- _WHAT THIS TASK INVOLVES_: The data below should be restated word for word, with every picture omitted.

-- start INPUT DATA --

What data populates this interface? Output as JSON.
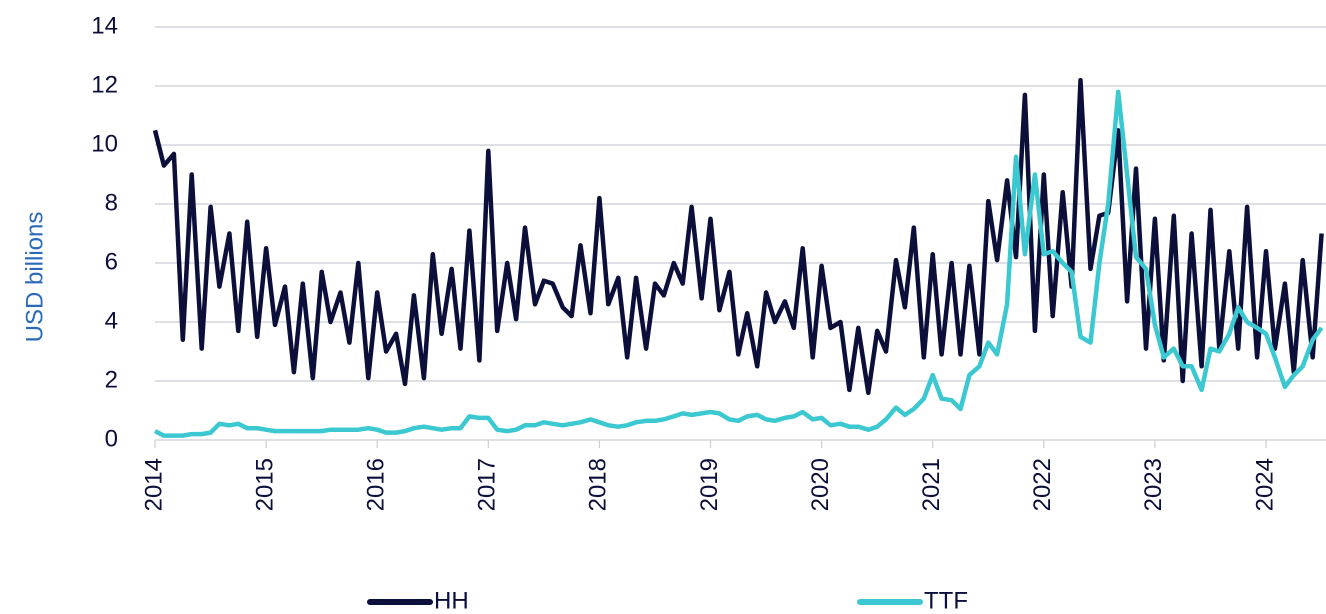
{
  "chart_data": {
    "type": "line",
    "ylabel": "USD billions",
    "x": [
      2014,
      2014.08,
      2014.17,
      2014.25,
      2014.33,
      2014.42,
      2014.5,
      2014.58,
      2014.67,
      2014.75,
      2014.83,
      2014.92,
      2015,
      2015.08,
      2015.17,
      2015.25,
      2015.33,
      2015.42,
      2015.5,
      2015.58,
      2015.67,
      2015.75,
      2015.83,
      2015.92,
      2016,
      2016.08,
      2016.17,
      2016.25,
      2016.33,
      2016.42,
      2016.5,
      2016.58,
      2016.67,
      2016.75,
      2016.83,
      2016.92,
      2017,
      2017.08,
      2017.17,
      2017.25,
      2017.33,
      2017.42,
      2017.5,
      2017.58,
      2017.67,
      2017.75,
      2017.83,
      2017.92,
      2018,
      2018.08,
      2018.17,
      2018.25,
      2018.33,
      2018.42,
      2018.5,
      2018.58,
      2018.67,
      2018.75,
      2018.83,
      2018.92,
      2019,
      2019.08,
      2019.17,
      2019.25,
      2019.33,
      2019.42,
      2019.5,
      2019.58,
      2019.67,
      2019.75,
      2019.83,
      2019.92,
      2020,
      2020.08,
      2020.17,
      2020.25,
      2020.33,
      2020.42,
      2020.5,
      2020.58,
      2020.67,
      2020.75,
      2020.83,
      2020.92,
      2021,
      2021.08,
      2021.17,
      2021.25,
      2021.33,
      2021.42,
      2021.5,
      2021.58,
      2021.67,
      2021.75,
      2021.83,
      2021.92,
      2022,
      2022.08,
      2022.17,
      2022.25,
      2022.33,
      2022.42,
      2022.5,
      2022.58,
      2022.67,
      2022.75,
      2022.83,
      2022.92,
      2023,
      2023.08,
      2023.17,
      2023.25,
      2023.33,
      2023.42,
      2023.5,
      2023.58,
      2023.67,
      2023.75,
      2023.83,
      2023.92,
      2024,
      2024.08,
      2024.17,
      2024.25,
      2024.33,
      2024.42,
      2024.5
    ],
    "series": [
      {
        "name": "HH",
        "color": "#0c0f3a",
        "values": [
          10.5,
          9.3,
          9.7,
          3.4,
          9.0,
          3.1,
          7.9,
          5.2,
          7.0,
          3.7,
          7.4,
          3.5,
          6.5,
          3.9,
          5.2,
          2.3,
          5.3,
          2.1,
          5.7,
          4.0,
          5.0,
          3.3,
          6.0,
          2.1,
          5.0,
          3.0,
          3.6,
          1.9,
          4.9,
          2.1,
          6.3,
          3.6,
          5.8,
          3.1,
          7.1,
          2.7,
          9.8,
          3.7,
          6.0,
          4.1,
          7.2,
          4.6,
          5.4,
          5.3,
          4.5,
          4.2,
          6.6,
          4.3,
          8.2,
          4.6,
          5.5,
          2.8,
          5.5,
          3.1,
          5.3,
          4.9,
          6.0,
          5.3,
          7.9,
          4.8,
          7.5,
          4.4,
          5.7,
          2.9,
          4.3,
          2.5,
          5.0,
          4.0,
          4.7,
          3.8,
          6.5,
          2.8,
          5.9,
          3.8,
          4.0,
          1.7,
          3.8,
          1.6,
          3.7,
          3.0,
          6.1,
          4.5,
          7.2,
          2.8,
          6.3,
          2.9,
          6.0,
          2.9,
          5.9,
          2.9,
          8.1,
          6.1,
          8.8,
          6.2,
          11.7,
          3.7,
          9.0,
          4.2,
          8.4,
          5.2,
          12.2,
          5.8,
          7.6,
          7.7,
          10.5,
          4.7,
          9.2,
          3.1,
          7.5,
          2.7,
          7.6,
          2.0,
          7.0,
          2.5,
          7.8,
          3.1,
          6.4,
          3.1,
          7.9,
          2.8,
          6.4,
          3.1,
          5.3,
          2.3,
          6.1,
          2.8,
          7.0
        ]
      },
      {
        "name": "TTF",
        "color": "#3cc8d0",
        "values": [
          0.3,
          0.15,
          0.15,
          0.15,
          0.2,
          0.2,
          0.25,
          0.55,
          0.5,
          0.55,
          0.4,
          0.4,
          0.35,
          0.3,
          0.3,
          0.3,
          0.3,
          0.3,
          0.3,
          0.35,
          0.35,
          0.35,
          0.35,
          0.4,
          0.35,
          0.25,
          0.25,
          0.3,
          0.4,
          0.45,
          0.4,
          0.35,
          0.4,
          0.4,
          0.8,
          0.75,
          0.75,
          0.35,
          0.3,
          0.35,
          0.5,
          0.5,
          0.6,
          0.55,
          0.5,
          0.55,
          0.6,
          0.7,
          0.6,
          0.5,
          0.45,
          0.5,
          0.6,
          0.65,
          0.65,
          0.7,
          0.8,
          0.9,
          0.85,
          0.9,
          0.95,
          0.9,
          0.7,
          0.65,
          0.8,
          0.85,
          0.7,
          0.65,
          0.75,
          0.8,
          0.95,
          0.7,
          0.75,
          0.5,
          0.55,
          0.45,
          0.45,
          0.35,
          0.45,
          0.7,
          1.1,
          0.85,
          1.05,
          1.4,
          2.2,
          1.4,
          1.35,
          1.05,
          2.2,
          2.5,
          3.3,
          2.9,
          4.6,
          9.6,
          6.3,
          9.0,
          6.3,
          6.4,
          6.0,
          5.7,
          3.5,
          3.3,
          6.0,
          8.0,
          11.8,
          9.0,
          6.2,
          5.8,
          3.9,
          2.8,
          3.1,
          2.5,
          2.5,
          1.7,
          3.1,
          3.0,
          3.6,
          4.5,
          4.0,
          3.8,
          3.6,
          2.8,
          1.8,
          2.2,
          2.5,
          3.4,
          3.8
        ]
      }
    ],
    "xlim": [
      2014,
      2024.54
    ],
    "xticks": [
      2014,
      2015,
      2016,
      2017,
      2018,
      2019,
      2020,
      2021,
      2022,
      2023,
      2024
    ],
    "ylim": [
      0,
      14
    ],
    "yticks": [
      0,
      2,
      4,
      6,
      8,
      10,
      12,
      14
    ],
    "grid": true,
    "legend": "bottom"
  }
}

-- end INPUT DATA --

- _RESPONSE TO THIS EXERCISE_:
What data populates this interface? Output as JSON.
{
  "chart_data": {
    "type": "line",
    "ylabel": "USD billions",
    "x": [
      2014,
      2014.08,
      2014.17,
      2014.25,
      2014.33,
      2014.42,
      2014.5,
      2014.58,
      2014.67,
      2014.75,
      2014.83,
      2014.92,
      2015,
      2015.08,
      2015.17,
      2015.25,
      2015.33,
      2015.42,
      2015.5,
      2015.58,
      2015.67,
      2015.75,
      2015.83,
      2015.92,
      2016,
      2016.08,
      2016.17,
      2016.25,
      2016.33,
      2016.42,
      2016.5,
      2016.58,
      2016.67,
      2016.75,
      2016.83,
      2016.92,
      2017,
      2017.08,
      2017.17,
      2017.25,
      2017.33,
      2017.42,
      2017.5,
      2017.58,
      2017.67,
      2017.75,
      2017.83,
      2017.92,
      2018,
      2018.08,
      2018.17,
      2018.25,
      2018.33,
      2018.42,
      2018.5,
      2018.58,
      2018.67,
      2018.75,
      2018.83,
      2018.92,
      2019,
      2019.08,
      2019.17,
      2019.25,
      2019.33,
      2019.42,
      2019.5,
      2019.58,
      2019.67,
      2019.75,
      2019.83,
      2019.92,
      2020,
      2020.08,
      2020.17,
      2020.25,
      2020.33,
      2020.42,
      2020.5,
      2020.58,
      2020.67,
      2020.75,
      2020.83,
      2020.92,
      2021,
      2021.08,
      2021.17,
      2021.25,
      2021.33,
      2021.42,
      2021.5,
      2021.58,
      2021.67,
      2021.75,
      2021.83,
      2021.92,
      2022,
      2022.08,
      2022.17,
      2022.25,
      2022.33,
      2022.42,
      2022.5,
      2022.58,
      2022.67,
      2022.75,
      2022.83,
      2022.92,
      2023,
      2023.08,
      2023.17,
      2023.25,
      2023.33,
      2023.42,
      2023.5,
      2023.58,
      2023.67,
      2023.75,
      2023.83,
      2023.92,
      2024,
      2024.08,
      2024.17,
      2024.25,
      2024.33,
      2024.42,
      2024.5
    ],
    "series": [
      {
        "name": "HH",
        "color": "#0c0f3a",
        "values": [
          10.5,
          9.3,
          9.7,
          3.4,
          9.0,
          3.1,
          7.9,
          5.2,
          7.0,
          3.7,
          7.4,
          3.5,
          6.5,
          3.9,
          5.2,
          2.3,
          5.3,
          2.1,
          5.7,
          4.0,
          5.0,
          3.3,
          6.0,
          2.1,
          5.0,
          3.0,
          3.6,
          1.9,
          4.9,
          2.1,
          6.3,
          3.6,
          5.8,
          3.1,
          7.1,
          2.7,
          9.8,
          3.7,
          6.0,
          4.1,
          7.2,
          4.6,
          5.4,
          5.3,
          4.5,
          4.2,
          6.6,
          4.3,
          8.2,
          4.6,
          5.5,
          2.8,
          5.5,
          3.1,
          5.3,
          4.9,
          6.0,
          5.3,
          7.9,
          4.8,
          7.5,
          4.4,
          5.7,
          2.9,
          4.3,
          2.5,
          5.0,
          4.0,
          4.7,
          3.8,
          6.5,
          2.8,
          5.9,
          3.8,
          4.0,
          1.7,
          3.8,
          1.6,
          3.7,
          3.0,
          6.1,
          4.5,
          7.2,
          2.8,
          6.3,
          2.9,
          6.0,
          2.9,
          5.9,
          2.9,
          8.1,
          6.1,
          8.8,
          6.2,
          11.7,
          3.7,
          9.0,
          4.2,
          8.4,
          5.2,
          12.2,
          5.8,
          7.6,
          7.7,
          10.5,
          4.7,
          9.2,
          3.1,
          7.5,
          2.7,
          7.6,
          2.0,
          7.0,
          2.5,
          7.8,
          3.1,
          6.4,
          3.1,
          7.9,
          2.8,
          6.4,
          3.1,
          5.3,
          2.3,
          6.1,
          2.8,
          7.0
        ]
      },
      {
        "name": "TTF",
        "color": "#3cc8d0",
        "values": [
          0.3,
          0.15,
          0.15,
          0.15,
          0.2,
          0.2,
          0.25,
          0.55,
          0.5,
          0.55,
          0.4,
          0.4,
          0.35,
          0.3,
          0.3,
          0.3,
          0.3,
          0.3,
          0.3,
          0.35,
          0.35,
          0.35,
          0.35,
          0.4,
          0.35,
          0.25,
          0.25,
          0.3,
          0.4,
          0.45,
          0.4,
          0.35,
          0.4,
          0.4,
          0.8,
          0.75,
          0.75,
          0.35,
          0.3,
          0.35,
          0.5,
          0.5,
          0.6,
          0.55,
          0.5,
          0.55,
          0.6,
          0.7,
          0.6,
          0.5,
          0.45,
          0.5,
          0.6,
          0.65,
          0.65,
          0.7,
          0.8,
          0.9,
          0.85,
          0.9,
          0.95,
          0.9,
          0.7,
          0.65,
          0.8,
          0.85,
          0.7,
          0.65,
          0.75,
          0.8,
          0.95,
          0.7,
          0.75,
          0.5,
          0.55,
          0.45,
          0.45,
          0.35,
          0.45,
          0.7,
          1.1,
          0.85,
          1.05,
          1.4,
          2.2,
          1.4,
          1.35,
          1.05,
          2.2,
          2.5,
          3.3,
          2.9,
          4.6,
          9.6,
          6.3,
          9.0,
          6.3,
          6.4,
          6.0,
          5.7,
          3.5,
          3.3,
          6.0,
          8.0,
          11.8,
          9.0,
          6.2,
          5.8,
          3.9,
          2.8,
          3.1,
          2.5,
          2.5,
          1.7,
          3.1,
          3.0,
          3.6,
          4.5,
          4.0,
          3.8,
          3.6,
          2.8,
          1.8,
          2.2,
          2.5,
          3.4,
          3.8
        ]
      }
    ],
    "xlim": [
      2014,
      2024.54
    ],
    "xticks": [
      2014,
      2015,
      2016,
      2017,
      2018,
      2019,
      2020,
      2021,
      2022,
      2023,
      2024
    ],
    "ylim": [
      0,
      14
    ],
    "yticks": [
      0,
      2,
      4,
      6,
      8,
      10,
      12,
      14
    ],
    "grid": true,
    "legend": "bottom"
  }
}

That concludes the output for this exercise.